*What the exercise asks*
Write out each line of the listing as it stands, without the images.

*Provided material*
>>>
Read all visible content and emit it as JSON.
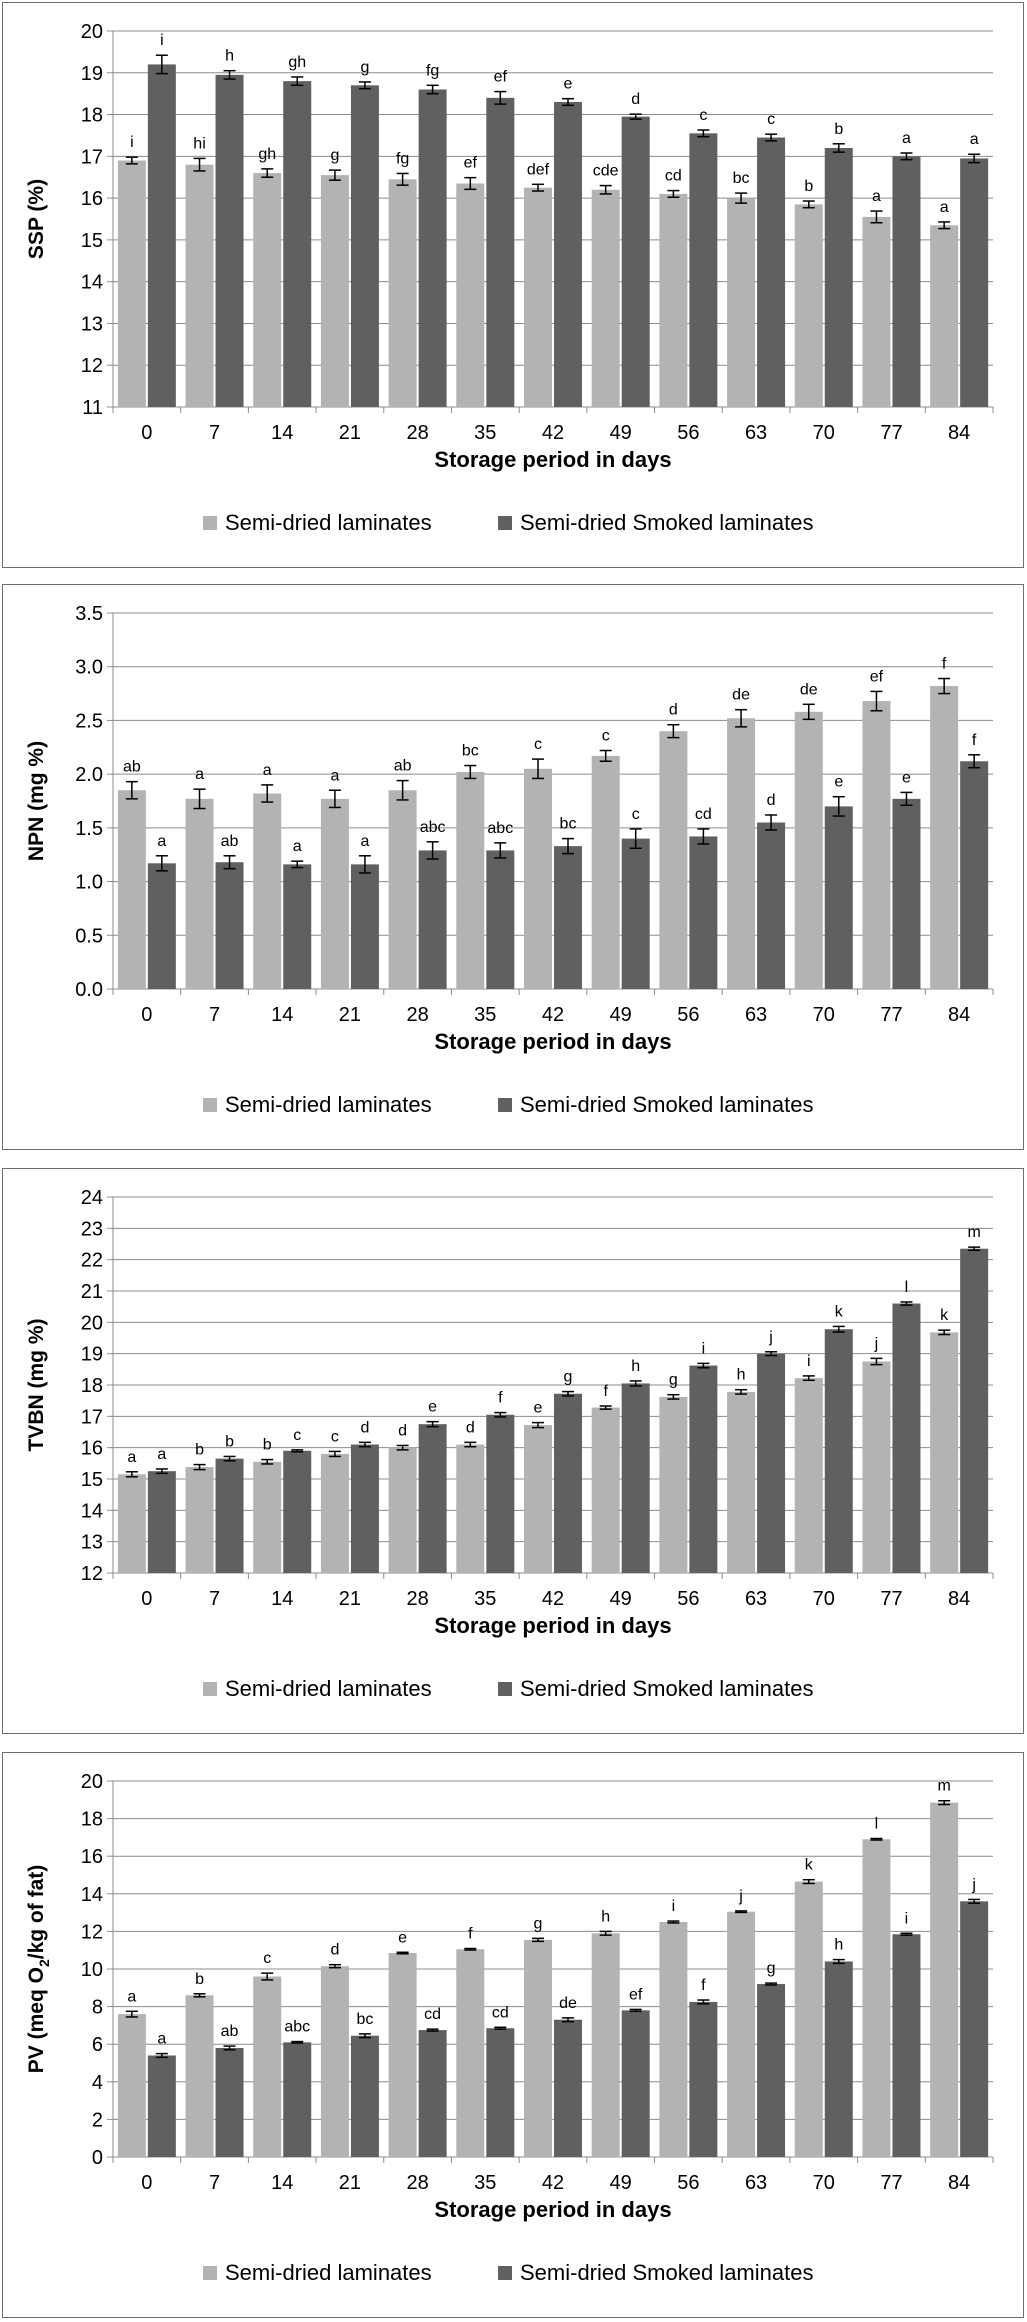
{
  "chart_data": [
    {
      "type": "bar",
      "ylabel": "SSP (%)",
      "xlabel": "Storage period in days",
      "ylim": [
        11,
        20
      ],
      "ytick_step": 1,
      "ytick_decimals": 0,
      "categories": [
        "0",
        "7",
        "14",
        "21",
        "28",
        "35",
        "42",
        "49",
        "56",
        "63",
        "70",
        "77",
        "84"
      ],
      "series": [
        {
          "name": "Semi-dried laminates",
          "color": "#b3b3b3",
          "values": [
            16.9,
            16.8,
            16.6,
            16.55,
            16.45,
            16.35,
            16.25,
            16.2,
            16.1,
            16.0,
            15.85,
            15.55,
            15.35
          ],
          "errors": [
            0.08,
            0.15,
            0.1,
            0.12,
            0.14,
            0.14,
            0.08,
            0.1,
            0.08,
            0.12,
            0.08,
            0.14,
            0.08
          ],
          "labels": [
            "i",
            "hi",
            "gh",
            "g",
            "fg",
            "ef",
            "def",
            "cde",
            "cd",
            "bc",
            "b",
            "a",
            "a"
          ]
        },
        {
          "name": "Semi-dried Smoked laminates",
          "color": "#606060",
          "values": [
            19.2,
            18.95,
            18.8,
            18.7,
            18.6,
            18.4,
            18.3,
            17.95,
            17.55,
            17.45,
            17.2,
            17.0,
            16.95
          ],
          "errors": [
            0.22,
            0.1,
            0.1,
            0.08,
            0.1,
            0.15,
            0.08,
            0.06,
            0.08,
            0.08,
            0.1,
            0.08,
            0.1
          ],
          "labels": [
            "i",
            "h",
            "gh",
            "g",
            "fg",
            "ef",
            "e",
            "d",
            "c",
            "c",
            "b",
            "a",
            "a"
          ]
        }
      ]
    },
    {
      "type": "bar",
      "ylabel": "NPN (mg %)",
      "xlabel": "Storage period in days",
      "ylim": [
        0,
        3.5
      ],
      "ytick_step": 0.5,
      "ytick_decimals": 1,
      "categories": [
        "0",
        "7",
        "14",
        "21",
        "28",
        "35",
        "42",
        "49",
        "56",
        "63",
        "70",
        "77",
        "84"
      ],
      "series": [
        {
          "name": "Semi-dried laminates",
          "color": "#b3b3b3",
          "values": [
            1.85,
            1.77,
            1.82,
            1.77,
            1.85,
            2.02,
            2.05,
            2.17,
            2.4,
            2.52,
            2.58,
            2.68,
            2.82
          ],
          "errors": [
            0.08,
            0.09,
            0.08,
            0.08,
            0.09,
            0.06,
            0.09,
            0.05,
            0.06,
            0.08,
            0.07,
            0.09,
            0.07
          ],
          "labels": [
            "ab",
            "a",
            "a",
            "a",
            "ab",
            "bc",
            "c",
            "c",
            "d",
            "de",
            "de",
            "ef",
            "f"
          ]
        },
        {
          "name": "Semi-dried Smoked laminates",
          "color": "#606060",
          "values": [
            1.17,
            1.18,
            1.16,
            1.16,
            1.29,
            1.29,
            1.33,
            1.4,
            1.42,
            1.55,
            1.7,
            1.77,
            2.12
          ],
          "errors": [
            0.07,
            0.06,
            0.03,
            0.08,
            0.08,
            0.07,
            0.07,
            0.09,
            0.07,
            0.07,
            0.09,
            0.06,
            0.06
          ],
          "labels": [
            "a",
            "ab",
            "a",
            "a",
            "abc",
            "abc",
            "bc",
            "c",
            "cd",
            "d",
            "e",
            "e",
            "f"
          ]
        }
      ]
    },
    {
      "type": "bar",
      "ylabel": "TVBN (mg %)",
      "xlabel": "Storage period in days",
      "ylim": [
        12,
        24
      ],
      "ytick_step": 1,
      "ytick_decimals": 0,
      "categories": [
        "0",
        "7",
        "14",
        "21",
        "28",
        "35",
        "42",
        "49",
        "56",
        "63",
        "70",
        "77",
        "84"
      ],
      "series": [
        {
          "name": "Semi-dried laminates",
          "color": "#b3b3b3",
          "values": [
            15.15,
            15.38,
            15.55,
            15.8,
            16.0,
            16.1,
            16.72,
            17.28,
            17.62,
            17.78,
            18.22,
            18.75,
            19.68
          ],
          "errors": [
            0.08,
            0.08,
            0.07,
            0.08,
            0.07,
            0.07,
            0.08,
            0.05,
            0.07,
            0.07,
            0.07,
            0.1,
            0.07
          ],
          "labels": [
            "a",
            "b",
            "b",
            "c",
            "d",
            "d",
            "e",
            "f",
            "g",
            "h",
            "i",
            "j",
            "k"
          ]
        },
        {
          "name": "Semi-dried Smoked laminates",
          "color": "#606060",
          "values": [
            15.25,
            15.65,
            15.9,
            16.1,
            16.75,
            17.05,
            17.72,
            18.05,
            18.62,
            19.0,
            19.78,
            20.6,
            22.35
          ],
          "errors": [
            0.07,
            0.07,
            0.03,
            0.07,
            0.08,
            0.07,
            0.07,
            0.08,
            0.07,
            0.06,
            0.09,
            0.05,
            0.05
          ],
          "labels": [
            "a",
            "b",
            "c",
            "d",
            "e",
            "f",
            "g",
            "h",
            "i",
            "j",
            "k",
            "l",
            "m"
          ]
        }
      ]
    },
    {
      "type": "bar",
      "ylabel_main": "PV (meq O",
      "ylabel_sub": "2",
      "ylabel_tail": "/kg of fat)",
      "xlabel": "Storage period in days",
      "ylim": [
        0,
        20
      ],
      "ytick_step": 2,
      "ytick_decimals": 0,
      "categories": [
        "0",
        "7",
        "14",
        "21",
        "28",
        "35",
        "42",
        "49",
        "56",
        "63",
        "70",
        "77",
        "84"
      ],
      "series": [
        {
          "name": "Semi-dried laminates",
          "color": "#b3b3b3",
          "values": [
            7.6,
            8.6,
            9.6,
            10.15,
            10.85,
            11.05,
            11.55,
            11.9,
            12.5,
            13.05,
            14.65,
            16.9,
            18.85
          ],
          "errors": [
            0.15,
            0.08,
            0.18,
            0.08,
            0.04,
            0.04,
            0.08,
            0.1,
            0.05,
            0.04,
            0.1,
            0.04,
            0.1
          ],
          "labels": [
            "a",
            "b",
            "c",
            "d",
            "e",
            "f",
            "g",
            "h",
            "i",
            "j",
            "k",
            "l",
            "m"
          ]
        },
        {
          "name": "Semi-dried Smoked laminates",
          "color": "#606060",
          "values": [
            5.4,
            5.8,
            6.1,
            6.45,
            6.75,
            6.85,
            7.3,
            7.8,
            8.25,
            9.2,
            10.4,
            11.85,
            13.6
          ],
          "errors": [
            0.1,
            0.1,
            0.04,
            0.1,
            0.05,
            0.05,
            0.1,
            0.05,
            0.1,
            0.05,
            0.1,
            0.05,
            0.1
          ],
          "labels": [
            "a",
            "ab",
            "abc",
            "bc",
            "cd",
            "cd",
            "de",
            "ef",
            "f",
            "g",
            "h",
            "i",
            "j"
          ]
        }
      ]
    }
  ]
}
<<<
*Final result*
Read all visible content and emit it as JSON.
{
  "chart_data": [
    {
      "type": "bar",
      "ylabel": "SSP (%)",
      "xlabel": "Storage period in days",
      "ylim": [
        11,
        20
      ],
      "ytick_step": 1,
      "ytick_decimals": 0,
      "categories": [
        "0",
        "7",
        "14",
        "21",
        "28",
        "35",
        "42",
        "49",
        "56",
        "63",
        "70",
        "77",
        "84"
      ],
      "series": [
        {
          "name": "Semi-dried laminates",
          "color": "#b3b3b3",
          "values": [
            16.9,
            16.8,
            16.6,
            16.55,
            16.45,
            16.35,
            16.25,
            16.2,
            16.1,
            16.0,
            15.85,
            15.55,
            15.35
          ],
          "errors": [
            0.08,
            0.15,
            0.1,
            0.12,
            0.14,
            0.14,
            0.08,
            0.1,
            0.08,
            0.12,
            0.08,
            0.14,
            0.08
          ],
          "labels": [
            "i",
            "hi",
            "gh",
            "g",
            "fg",
            "ef",
            "def",
            "cde",
            "cd",
            "bc",
            "b",
            "a",
            "a"
          ]
        },
        {
          "name": "Semi-dried Smoked laminates",
          "color": "#606060",
          "values": [
            19.2,
            18.95,
            18.8,
            18.7,
            18.6,
            18.4,
            18.3,
            17.95,
            17.55,
            17.45,
            17.2,
            17.0,
            16.95
          ],
          "errors": [
            0.22,
            0.1,
            0.1,
            0.08,
            0.1,
            0.15,
            0.08,
            0.06,
            0.08,
            0.08,
            0.1,
            0.08,
            0.1
          ],
          "labels": [
            "i",
            "h",
            "gh",
            "g",
            "fg",
            "ef",
            "e",
            "d",
            "c",
            "c",
            "b",
            "a",
            "a"
          ]
        }
      ]
    },
    {
      "type": "bar",
      "ylabel": "NPN (mg %)",
      "xlabel": "Storage period in days",
      "ylim": [
        0,
        3.5
      ],
      "ytick_step": 0.5,
      "ytick_decimals": 1,
      "categories": [
        "0",
        "7",
        "14",
        "21",
        "28",
        "35",
        "42",
        "49",
        "56",
        "63",
        "70",
        "77",
        "84"
      ],
      "series": [
        {
          "name": "Semi-dried laminates",
          "color": "#b3b3b3",
          "values": [
            1.85,
            1.77,
            1.82,
            1.77,
            1.85,
            2.02,
            2.05,
            2.17,
            2.4,
            2.52,
            2.58,
            2.68,
            2.82
          ],
          "errors": [
            0.08,
            0.09,
            0.08,
            0.08,
            0.09,
            0.06,
            0.09,
            0.05,
            0.06,
            0.08,
            0.07,
            0.09,
            0.07
          ],
          "labels": [
            "ab",
            "a",
            "a",
            "a",
            "ab",
            "bc",
            "c",
            "c",
            "d",
            "de",
            "de",
            "ef",
            "f"
          ]
        },
        {
          "name": "Semi-dried Smoked laminates",
          "color": "#606060",
          "values": [
            1.17,
            1.18,
            1.16,
            1.16,
            1.29,
            1.29,
            1.33,
            1.4,
            1.42,
            1.55,
            1.7,
            1.77,
            2.12
          ],
          "errors": [
            0.07,
            0.06,
            0.03,
            0.08,
            0.08,
            0.07,
            0.07,
            0.09,
            0.07,
            0.07,
            0.09,
            0.06,
            0.06
          ],
          "labels": [
            "a",
            "ab",
            "a",
            "a",
            "abc",
            "abc",
            "bc",
            "c",
            "cd",
            "d",
            "e",
            "e",
            "f"
          ]
        }
      ]
    },
    {
      "type": "bar",
      "ylabel": "TVBN (mg %)",
      "xlabel": "Storage period in days",
      "ylim": [
        12,
        24
      ],
      "ytick_step": 1,
      "ytick_decimals": 0,
      "categories": [
        "0",
        "7",
        "14",
        "21",
        "28",
        "35",
        "42",
        "49",
        "56",
        "63",
        "70",
        "77",
        "84"
      ],
      "series": [
        {
          "name": "Semi-dried laminates",
          "color": "#b3b3b3",
          "values": [
            15.15,
            15.38,
            15.55,
            15.8,
            16.0,
            16.1,
            16.72,
            17.28,
            17.62,
            17.78,
            18.22,
            18.75,
            19.68
          ],
          "errors": [
            0.08,
            0.08,
            0.07,
            0.08,
            0.07,
            0.07,
            0.08,
            0.05,
            0.07,
            0.07,
            0.07,
            0.1,
            0.07
          ],
          "labels": [
            "a",
            "b",
            "b",
            "c",
            "d",
            "d",
            "e",
            "f",
            "g",
            "h",
            "i",
            "j",
            "k"
          ]
        },
        {
          "name": "Semi-dried Smoked laminates",
          "color": "#606060",
          "values": [
            15.25,
            15.65,
            15.9,
            16.1,
            16.75,
            17.05,
            17.72,
            18.05,
            18.62,
            19.0,
            19.78,
            20.6,
            22.35
          ],
          "errors": [
            0.07,
            0.07,
            0.03,
            0.07,
            0.08,
            0.07,
            0.07,
            0.08,
            0.07,
            0.06,
            0.09,
            0.05,
            0.05
          ],
          "labels": [
            "a",
            "b",
            "c",
            "d",
            "e",
            "f",
            "g",
            "h",
            "i",
            "j",
            "k",
            "l",
            "m"
          ]
        }
      ]
    },
    {
      "type": "bar",
      "ylabel_main": "PV (meq O",
      "ylabel_sub": "2",
      "ylabel_tail": "/kg of fat)",
      "xlabel": "Storage period in days",
      "ylim": [
        0,
        20
      ],
      "ytick_step": 2,
      "ytick_decimals": 0,
      "categories": [
        "0",
        "7",
        "14",
        "21",
        "28",
        "35",
        "42",
        "49",
        "56",
        "63",
        "70",
        "77",
        "84"
      ],
      "series": [
        {
          "name": "Semi-dried laminates",
          "color": "#b3b3b3",
          "values": [
            7.6,
            8.6,
            9.6,
            10.15,
            10.85,
            11.05,
            11.55,
            11.9,
            12.5,
            13.05,
            14.65,
            16.9,
            18.85
          ],
          "errors": [
            0.15,
            0.08,
            0.18,
            0.08,
            0.04,
            0.04,
            0.08,
            0.1,
            0.05,
            0.04,
            0.1,
            0.04,
            0.1
          ],
          "labels": [
            "a",
            "b",
            "c",
            "d",
            "e",
            "f",
            "g",
            "h",
            "i",
            "j",
            "k",
            "l",
            "m"
          ]
        },
        {
          "name": "Semi-dried Smoked laminates",
          "color": "#606060",
          "values": [
            5.4,
            5.8,
            6.1,
            6.45,
            6.75,
            6.85,
            7.3,
            7.8,
            8.25,
            9.2,
            10.4,
            11.85,
            13.6
          ],
          "errors": [
            0.1,
            0.1,
            0.04,
            0.1,
            0.05,
            0.05,
            0.1,
            0.05,
            0.1,
            0.05,
            0.1,
            0.05,
            0.1
          ],
          "labels": [
            "a",
            "ab",
            "abc",
            "bc",
            "cd",
            "cd",
            "de",
            "ef",
            "f",
            "g",
            "h",
            "i",
            "j"
          ]
        }
      ]
    }
  ]
}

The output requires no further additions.